** Task requirements **
Each entry must be given again exactly; images do not belong in the copy.

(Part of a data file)
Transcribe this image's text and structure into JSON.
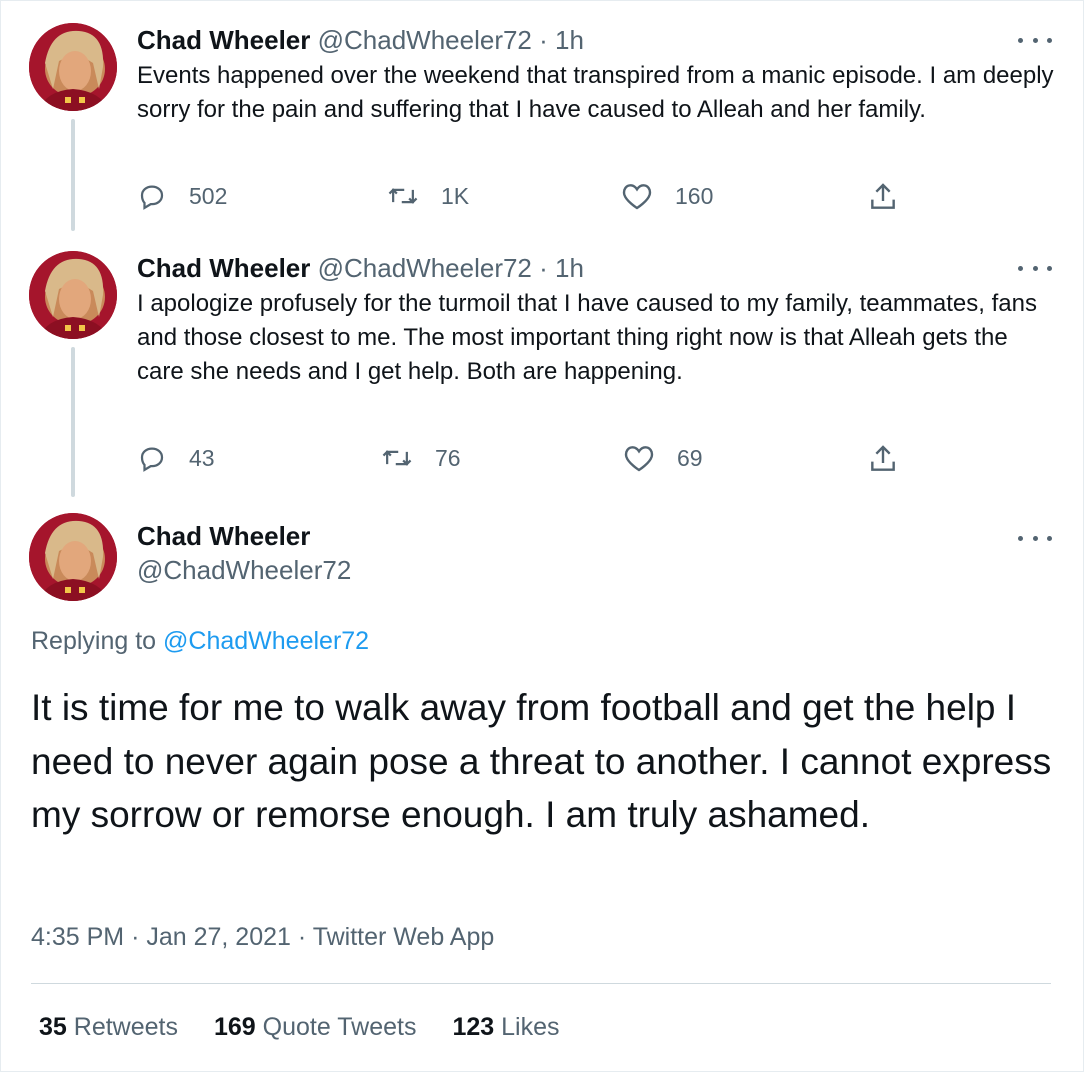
{
  "author": {
    "name": "Chad Wheeler",
    "handle": "@ChadWheeler72"
  },
  "thread": [
    {
      "time": "1h",
      "text": "Events happened over the weekend that transpired from a manic episode.  I am deeply sorry for the pain and suffering that I have caused to Alleah and her family.",
      "replies": "502",
      "retweets": "1K",
      "likes": "160"
    },
    {
      "time": "1h",
      "text": "I apologize profusely for the turmoil that I have caused to my family, teammates, fans and those closest to me. The most important thing right now is that Alleah gets the care she needs and I get help.  Both are happening.",
      "replies": "43",
      "retweets": "76",
      "likes": "69"
    }
  ],
  "main_tweet": {
    "replying_prefix": "Replying to",
    "replying_to": "@ChadWheeler72",
    "text": "It is time for me to walk away from football and get the help I need to never again pose a threat to another. I cannot express my sorrow or remorse enough. I am truly ashamed.",
    "time": "4:35 PM",
    "date": "Jan 27, 2021",
    "source": "Twitter Web App",
    "retweets_count": "35",
    "retweets_label": "Retweets",
    "quotes_count": "169",
    "quotes_label": "Quote Tweets",
    "likes_count": "123",
    "likes_label": "Likes"
  },
  "separator": "·",
  "colors": {
    "text": "#0f1419",
    "secondary": "#536471",
    "link": "#1d9bf0",
    "avatar_bg": "#a5152c"
  }
}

** Result for this task **
Transcribe this image's text and structure into JSON.
{
  "author": {
    "name": "Chad Wheeler",
    "handle": "@ChadWheeler72"
  },
  "thread": [
    {
      "time": "1h",
      "text": "Events happened over the weekend that transpired from a manic episode.  I am deeply sorry for the pain and suffering that I have caused to Alleah and her family.",
      "replies": "502",
      "retweets": "1K",
      "likes": "160"
    },
    {
      "time": "1h",
      "text": "I apologize profusely for the turmoil that I have caused to my family, teammates, fans and those closest to me. The most important thing right now is that Alleah gets the care she needs and I get help.  Both are happening.",
      "replies": "43",
      "retweets": "76",
      "likes": "69"
    }
  ],
  "main_tweet": {
    "replying_prefix": "Replying to",
    "replying_to": "@ChadWheeler72",
    "text": "It is time for me to walk away from football and get the help I need to never again pose a threat to another. I cannot express my sorrow or remorse enough. I am truly ashamed.",
    "time": "4:35 PM",
    "date": "Jan 27, 2021",
    "source": "Twitter Web App",
    "retweets_count": "35",
    "retweets_label": "Retweets",
    "quotes_count": "169",
    "quotes_label": "Quote Tweets",
    "likes_count": "123",
    "likes_label": "Likes"
  },
  "separator": "·",
  "colors": {
    "text": "#0f1419",
    "secondary": "#536471",
    "link": "#1d9bf0",
    "avatar_bg": "#a5152c"
  }
}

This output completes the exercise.